Problema a resolver>
Por favor, dê continuidade ao texto sobre a obsessão pelo corpo feminino, começando logo após a última frase apresentada.

Texto apresentado>
----

Obsessão pelo corpo delas
Um homem uma vez me confessou que tinha muita vontade de aprender mais sobre o feminismo, para conseguir se modificar de acordo com o que entendesse ser possível. Mas, dizia ele, mesmo com esse desejo, ainda era difícil encontrar quem tirasse suas dúvidas com calma, sem entender que indagações às vezes podem ser fruto do desconhecimento, e não da arrogância.
Sim, eu sei que nós mulheres não estamos bravas, estamos exaustas. E que isso transparece no reflexo que quase sempre temos diante de situações como estas, de questionamento sobre as demandas da luta feminista. Porém, ainda assim, gosto de manter em mente, em qualquer circunstância, essa conversa que tive no passado. Ela me serve como uma diretriz para atuar melhor.
E é ela quem me orienta aqui hoje, ao publicar este texto. É por ela que parto do pressuposto de que talvez seja importante explicar antes de discutir. Nos últimos dias, duas colunas também da Folha trataram, cada uma à sua maneira, do emprego do corpo feminino no mundo. Ambas foram assinadas por doutores em filosofia.

----

Linhas de dados>

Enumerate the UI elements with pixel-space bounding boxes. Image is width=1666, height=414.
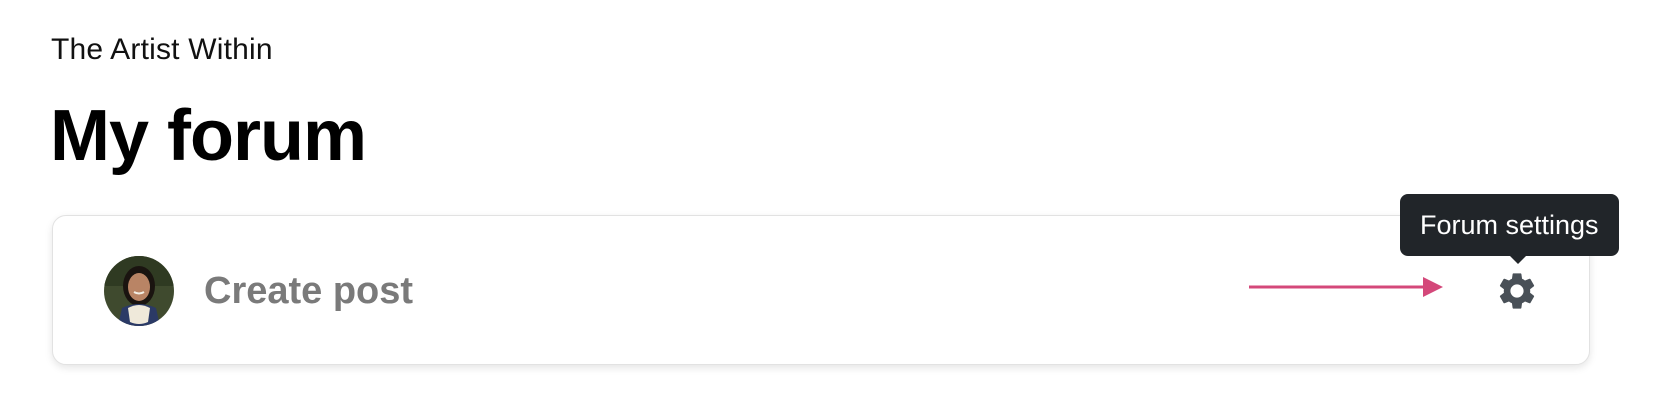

----

Resposta do exercício>
Na primeira, o assunto é aborto. A autora defende que há limites para a liberdade total da mulher decidir se quer dar continuidade a uma gravidez não planejada. Ao dizer que o feto é “a mais frágil, indefesa e inocente de todas as criaturas”, explica que não é apenas o corpo da mulher que estaria “em jogo” diante desta decisão.
Classifica como decadência moral a liberação do aborto, enquanto reconhece que estar grávida de uma criança que não se quer é uma “situação limite”. Ignora no texto questões sociais, de saúde pública e de educação. E desvia deliberadamente de explicar por que mulheres não podem decidir o que fazer com o próprio corpo, enquanto aos homens é assegurado o direito de decidir não só o que fazer consigo, mas também conosco.
Publicado algumas horas depois, o outro texto, escrito em primeira pessoa por um homem, mescla as expressões “sexo frágil”, “mulher raiz”, “lugar de fala” e “sabor de mulher” em uma narrativa que pode até dar sinais de que veio em missão de paz, e que qualquer aparente ofensa seria apenas um mal entendido de quem não compreende humor e artimanhas literárias.
Acontece que provocações neste campo do feminismo são cafonas e arriscadas demais, e, se falta compreensão de alguma natureza, ela certamente não vem da parte do leitor.
Pode parecer difícil entender essa fixação dos pensadores sobre o corpo feminino. Basta, no entanto, uma breve visita à literatura feminista para esclarecer essas origens. Naomi Wolf, por exemplo, explica com clareza em seu “O Mito da Beleza” a função que a criação de padrões estéticos universais tem no controle das mulheres pela sociedade.
E isso mesmo que –e especialmente que- se diga que um verdadeiro “apreciador tende a ter um gosto inclusivo”, sem restrições às imperfeições e diferenças. Nossa luta, mais do que nunca, não é para que sejamos apreciadas, não custa repetir.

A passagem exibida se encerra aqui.